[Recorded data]
□ □ □ □ □
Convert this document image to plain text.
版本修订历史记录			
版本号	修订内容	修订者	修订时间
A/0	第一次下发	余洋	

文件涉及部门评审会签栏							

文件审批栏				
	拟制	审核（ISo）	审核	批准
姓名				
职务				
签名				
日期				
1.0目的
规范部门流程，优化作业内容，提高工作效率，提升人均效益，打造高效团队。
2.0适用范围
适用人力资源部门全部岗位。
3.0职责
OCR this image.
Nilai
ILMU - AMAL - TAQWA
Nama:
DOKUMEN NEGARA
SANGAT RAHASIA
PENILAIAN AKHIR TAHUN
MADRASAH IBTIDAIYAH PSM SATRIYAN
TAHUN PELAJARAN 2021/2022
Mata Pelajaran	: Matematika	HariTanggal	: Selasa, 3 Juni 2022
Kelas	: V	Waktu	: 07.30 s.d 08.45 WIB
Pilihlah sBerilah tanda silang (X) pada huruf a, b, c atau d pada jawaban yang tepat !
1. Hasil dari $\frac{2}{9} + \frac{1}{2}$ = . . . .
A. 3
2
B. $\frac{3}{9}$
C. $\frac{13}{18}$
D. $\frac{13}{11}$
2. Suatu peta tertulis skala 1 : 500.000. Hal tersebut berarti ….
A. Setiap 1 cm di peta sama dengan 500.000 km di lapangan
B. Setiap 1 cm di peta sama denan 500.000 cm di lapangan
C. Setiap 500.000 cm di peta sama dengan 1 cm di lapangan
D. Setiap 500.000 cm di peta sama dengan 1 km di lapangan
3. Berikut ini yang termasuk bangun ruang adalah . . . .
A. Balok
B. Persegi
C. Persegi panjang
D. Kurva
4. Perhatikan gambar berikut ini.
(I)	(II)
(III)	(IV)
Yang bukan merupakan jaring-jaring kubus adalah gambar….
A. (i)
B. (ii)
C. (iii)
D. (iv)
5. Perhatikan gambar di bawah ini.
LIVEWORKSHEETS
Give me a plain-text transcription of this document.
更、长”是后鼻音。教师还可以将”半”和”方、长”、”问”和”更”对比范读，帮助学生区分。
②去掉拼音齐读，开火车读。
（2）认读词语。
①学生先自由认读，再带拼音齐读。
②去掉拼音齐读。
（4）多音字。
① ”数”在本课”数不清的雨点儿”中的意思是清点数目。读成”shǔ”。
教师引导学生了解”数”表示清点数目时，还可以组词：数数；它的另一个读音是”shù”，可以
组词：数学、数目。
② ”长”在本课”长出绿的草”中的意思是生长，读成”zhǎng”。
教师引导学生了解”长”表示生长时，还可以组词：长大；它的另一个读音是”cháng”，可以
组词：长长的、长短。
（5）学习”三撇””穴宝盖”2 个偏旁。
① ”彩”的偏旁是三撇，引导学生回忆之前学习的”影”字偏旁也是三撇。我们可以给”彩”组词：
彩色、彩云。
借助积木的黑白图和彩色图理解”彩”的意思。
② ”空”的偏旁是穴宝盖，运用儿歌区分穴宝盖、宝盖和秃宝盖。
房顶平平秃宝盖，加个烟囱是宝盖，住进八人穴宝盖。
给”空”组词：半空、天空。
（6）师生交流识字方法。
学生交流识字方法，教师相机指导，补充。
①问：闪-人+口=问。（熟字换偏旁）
□ □ □ □ □
▶ BRIEF: The lines above form a set of records; determine how many of them contain the string "还可以组词" and give that number alone.

▶ REPLY: 2